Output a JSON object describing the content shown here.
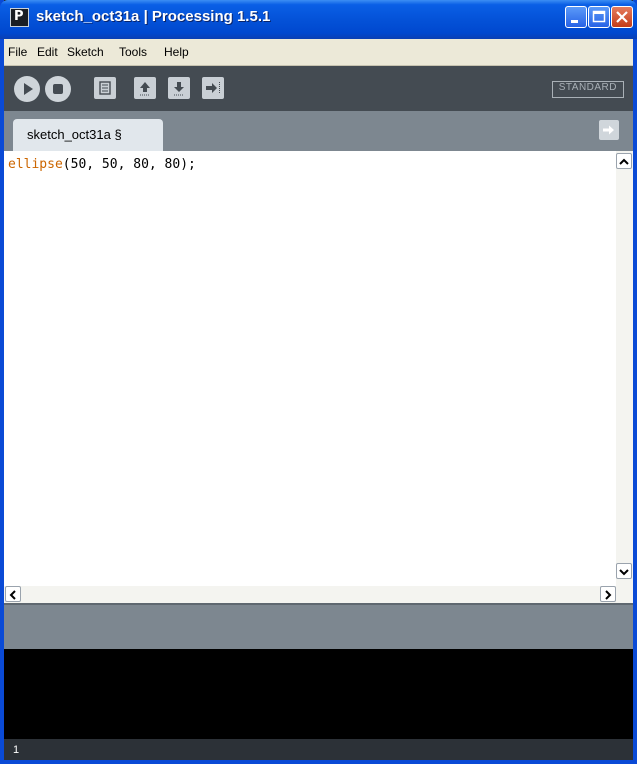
{
  "window": {
    "title": "sketch_oct31a  |  Processing 1.5.1",
    "app_icon_letter": "P"
  },
  "menu": [
    "File",
    "Edit",
    "Sketch",
    "Tools",
    "Help"
  ],
  "toolbar": {
    "mode_label": "STANDARD",
    "buttons": [
      "run-icon",
      "stop-icon",
      "new-icon",
      "open-icon",
      "save-icon",
      "export-icon"
    ]
  },
  "tabs": [
    {
      "label": "sketch_oct31a §"
    }
  ],
  "editor": {
    "keyword": "ellipse",
    "rest": "(50, 50, 80, 80);"
  },
  "status": {
    "message": "",
    "line_number": "1"
  },
  "colors": {
    "keyword": "#cc6600",
    "toolbar": "#444b52",
    "tabbar": "#7d8790",
    "console": "#000000"
  }
}
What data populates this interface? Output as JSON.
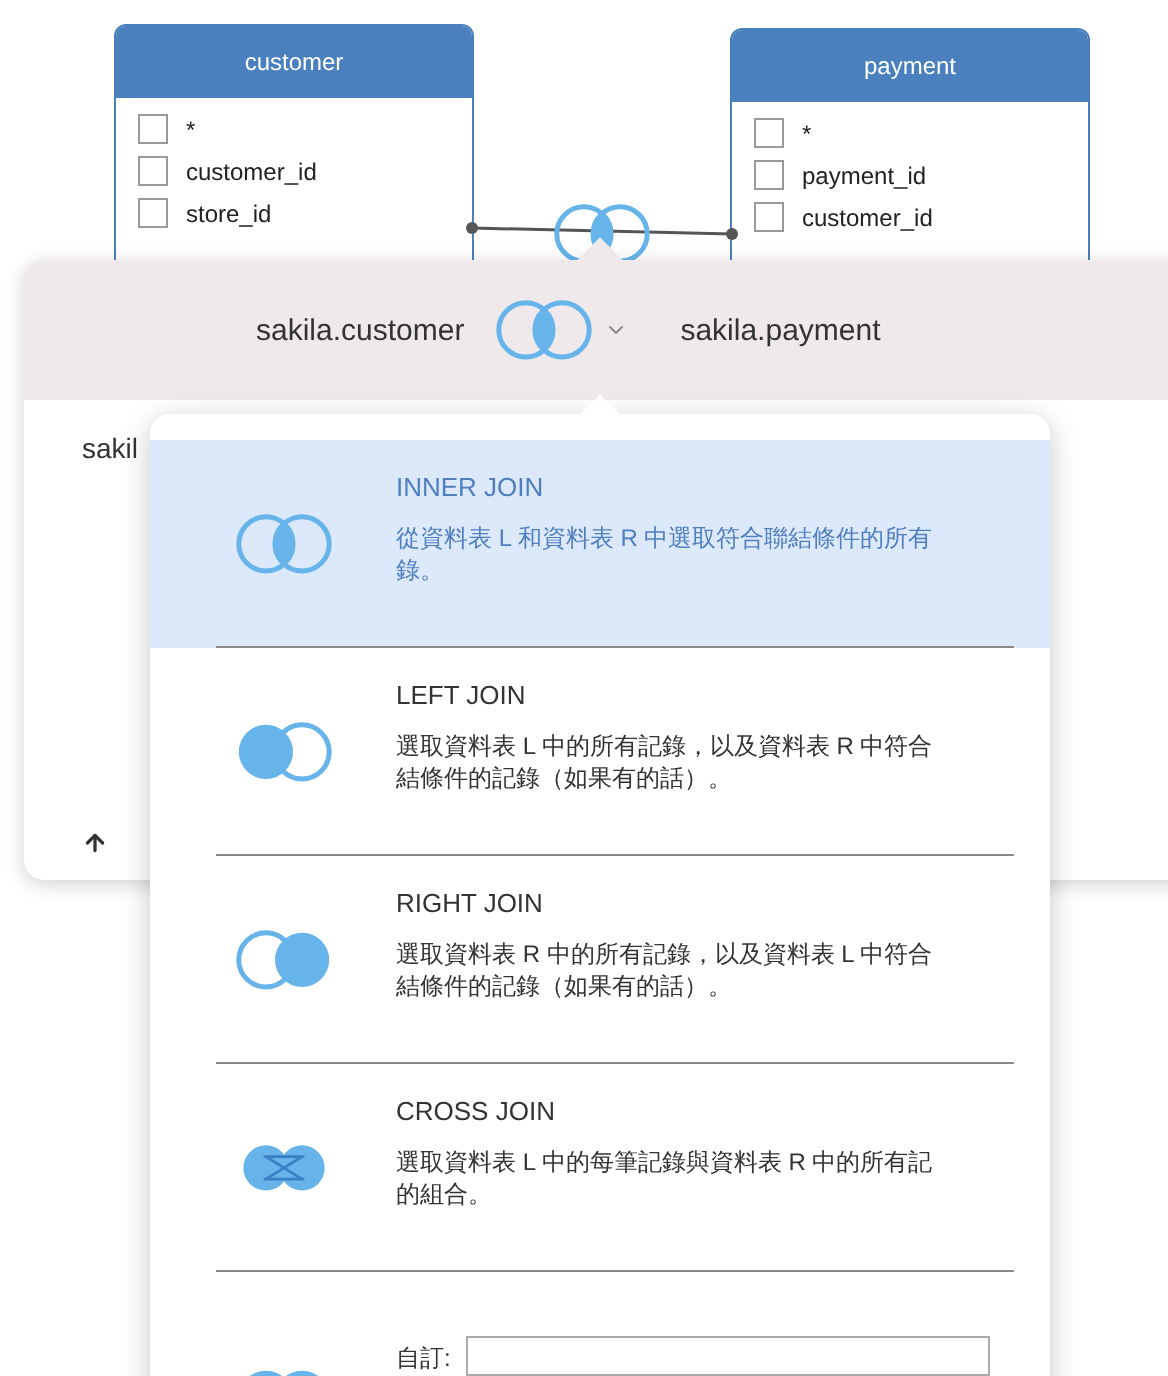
{
  "diagram": {
    "tables": [
      {
        "name": "customer",
        "columns": [
          {
            "label": "*",
            "checked": false
          },
          {
            "label": "customer_id",
            "checked": false
          },
          {
            "label": "store_id",
            "checked": false
          }
        ]
      },
      {
        "name": "payment",
        "columns": [
          {
            "label": "*",
            "checked": false
          },
          {
            "label": "payment_id",
            "checked": false
          },
          {
            "label": "customer_id",
            "checked": false
          }
        ]
      }
    ],
    "kind": "inner"
  },
  "join_bar": {
    "left_table": "sakila.customer",
    "right_table": "sakila.payment",
    "kind": "inner"
  },
  "panel": {
    "text": "sakil"
  },
  "join_menu": {
    "items": [
      {
        "kind": "inner",
        "name": "INNER JOIN",
        "description": [
          "從資料表 L 和資料表 R 中選取符合聯結條件的所有",
          "錄。"
        ],
        "selected": true
      },
      {
        "kind": "left",
        "name": "LEFT JOIN",
        "description": [
          "選取資料表 L 中的所有記錄，以及資料表 R 中符合",
          "結條件的記錄（如果有的話）。"
        ],
        "selected": false
      },
      {
        "kind": "right",
        "name": "RIGHT JOIN",
        "description": [
          "選取資料表 R 中的所有記錄，以及資料表 L 中符合",
          "結條件的記錄（如果有的話）。"
        ],
        "selected": false
      },
      {
        "kind": "cross",
        "name": "CROSS JOIN",
        "description": [
          "選取資料表 L 中的每筆記錄與資料表 R 中的所有記",
          "的組合。"
        ],
        "selected": false
      },
      {
        "kind": "custom",
        "label": "自訂:",
        "selected": false
      }
    ]
  }
}
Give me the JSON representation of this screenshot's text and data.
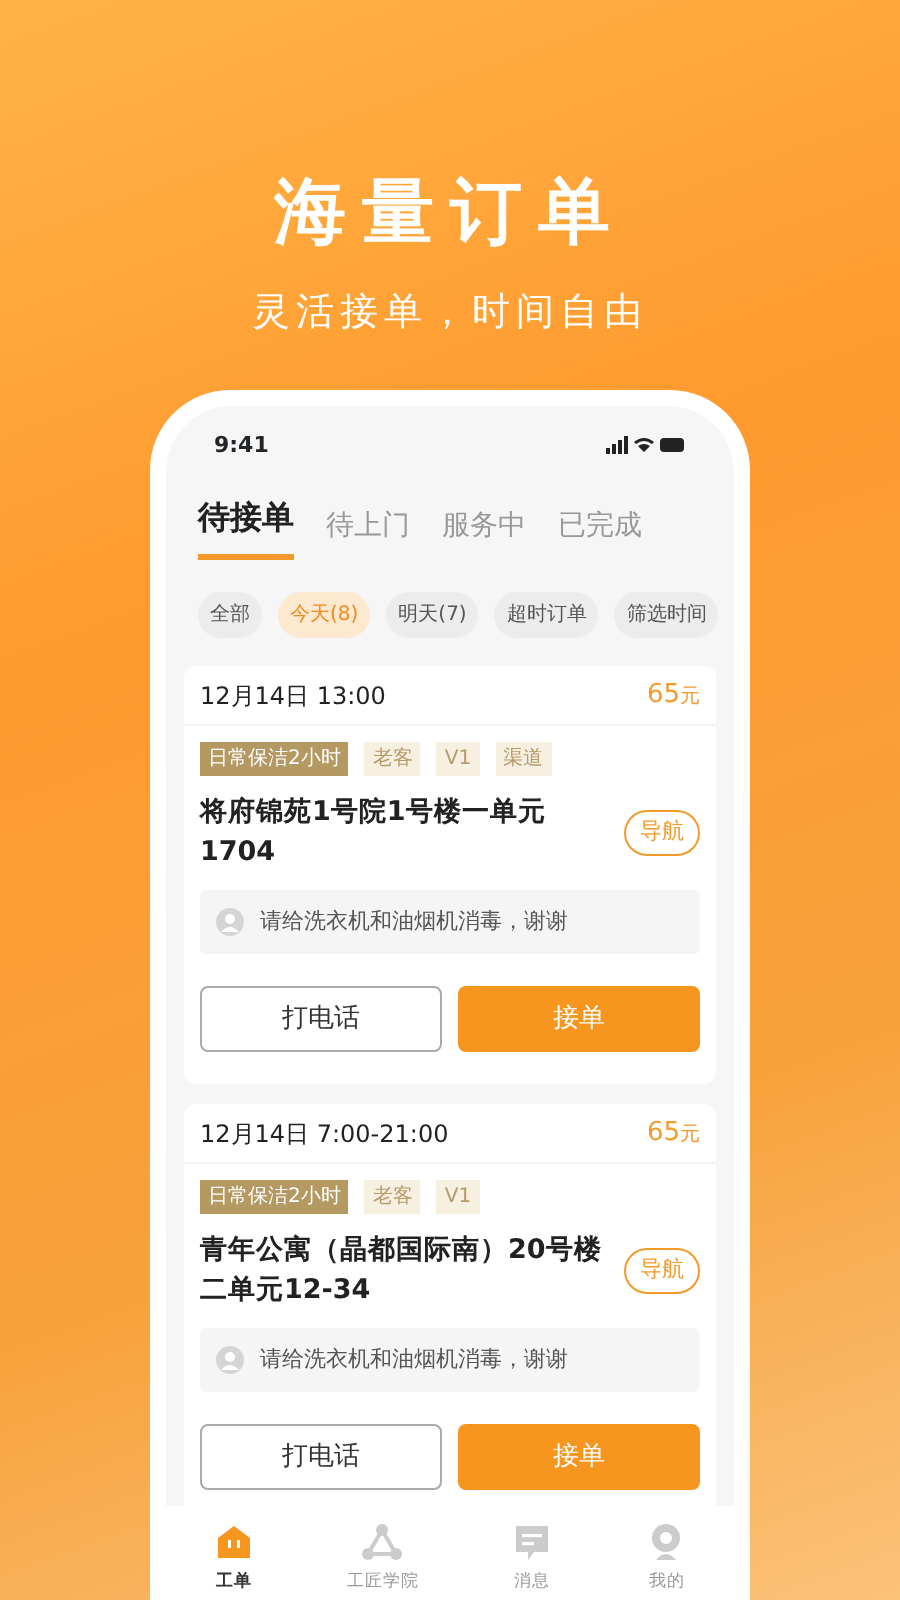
{
  "headline": "海量订单",
  "subheadline": "灵活接单，时间自由",
  "phone": {
    "status_time": "9:41",
    "tabs": [
      {
        "label": "待接单",
        "selected": true
      },
      {
        "label": "待上门",
        "selected": false
      },
      {
        "label": "服务中",
        "selected": false
      },
      {
        "label": "已完成",
        "selected": false
      }
    ],
    "filters": [
      {
        "label": "全部",
        "selected": false
      },
      {
        "label": "今天(8)",
        "selected": true
      },
      {
        "label": "明天(7)",
        "selected": false
      },
      {
        "label": "超时订单",
        "selected": false
      },
      {
        "label": "筛选时间",
        "selected": false
      }
    ],
    "orders": [
      {
        "time": "12月14日 13:00",
        "price": "65",
        "price_unit": "元",
        "tags": [
          {
            "label": "日常保洁2小时",
            "kind": "service"
          },
          {
            "label": "老客",
            "kind": "plain"
          },
          {
            "label": "V1",
            "kind": "plain"
          },
          {
            "label": "渠道",
            "kind": "plain"
          }
        ],
        "address": "将府锦苑1号院1号楼一单元1704",
        "nav_label": "导航",
        "note": "请给洗衣机和油烟机消毒，谢谢",
        "call_label": "打电话",
        "accept_label": "接单"
      },
      {
        "time": "12月14日 7:00-21:00",
        "price": "65",
        "price_unit": "元",
        "tags": [
          {
            "label": "日常保洁2小时",
            "kind": "service"
          },
          {
            "label": "老客",
            "kind": "plain"
          },
          {
            "label": "V1",
            "kind": "plain"
          }
        ],
        "address": "青年公寓（晶都国际南）20号楼二单元12-34",
        "nav_label": "导航",
        "note": "请给洗衣机和油烟机消毒，谢谢",
        "call_label": "打电话",
        "accept_label": "接单"
      }
    ],
    "bottom_nav": [
      {
        "label": "工单",
        "kind": "home",
        "selected": true
      },
      {
        "label": "工匠学院",
        "kind": "share",
        "selected": false
      },
      {
        "label": "消息",
        "kind": "message",
        "selected": false
      },
      {
        "label": "我的",
        "kind": "person",
        "selected": false
      }
    ]
  }
}
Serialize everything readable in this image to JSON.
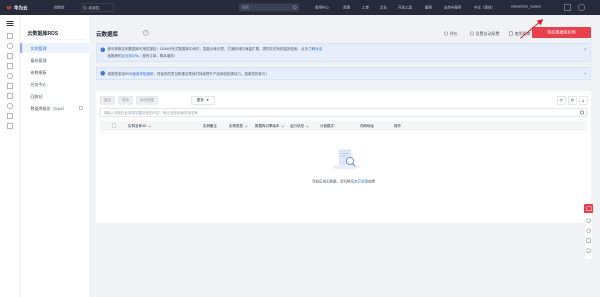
{
  "topbar": {
    "brand": "华为云",
    "console": "控制台",
    "region": "北京四",
    "search_placeholder": "搜索",
    "links": [
      "费用中心",
      "资源",
      "工单",
      "企业",
      "开发工具",
      "备案",
      "支持与服务",
      "中文（简体）",
      "stewartzho_huawei"
    ]
  },
  "sidebar": {
    "title": "云数据库RDS",
    "items": [
      {
        "label": "实例管理",
        "active": true
      },
      {
        "label": "备份管理",
        "active": false
      },
      {
        "label": "参数模板",
        "active": false
      },
      {
        "label": "任务中心",
        "active": false
      },
      {
        "label": "回收站",
        "active": false
      },
      {
        "label": "数据库服务（DAS）",
        "active": false,
        "external": true
      }
    ]
  },
  "header": {
    "title": "云数据库",
    "eval_label": "评价",
    "auto_renew_label": "设置自动续费",
    "guide_label": "使用指南",
    "buy_label": "购买数据库实例"
  },
  "banners": [
    {
      "line1_prefix": "即可获取实例数据库可用性报告！DDM分布式数据库中间件，智能分库分表，打通存储与海量扩展，提供非关系的高效检索，点击了",
      "line1_link": "解对话",
      "line2_prefix": "我推荐的",
      "line2_link": "支业务DRs",
      "line2_suffix": "，我的订单，降本增效!"
    },
    {
      "text_prefix": "诚邀您参加RDS",
      "text_link": "使用体验调研",
      "text_suffix": "，您宝贵的意见和建议是我们持续提升产品体验的源动力，感谢您的参与！"
    }
  ],
  "toolbar": {
    "buttons": [
      "重启",
      "登录",
      "修改规格"
    ],
    "more_label": "更多",
    "search_placeholder": "请输入或者在此选择您要检索的内容，默认全部检索实例名称"
  },
  "table": {
    "columns": [
      "实例名称/ID",
      "实例备注",
      "实例类型",
      "数据库引擎版本",
      "运行状态",
      "计费模式",
      "内网地址",
      "操作"
    ]
  },
  "empty_state": {
    "text_prefix": "当前区域无数据，请切换至",
    "text_link": "其它资源",
    "text_suffix": "查看"
  },
  "colors": {
    "accent": "#2f6fde",
    "buy_button": "#e8404c",
    "topbar": "#252b3a",
    "annotation_arrow": "#e02020"
  }
}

· · · ·

WRITTEN TASK: Lines of the listing that contain the word "中的所有記錄" are to be counted; report only their number.

OUTPUT FOR THIS TASK: 2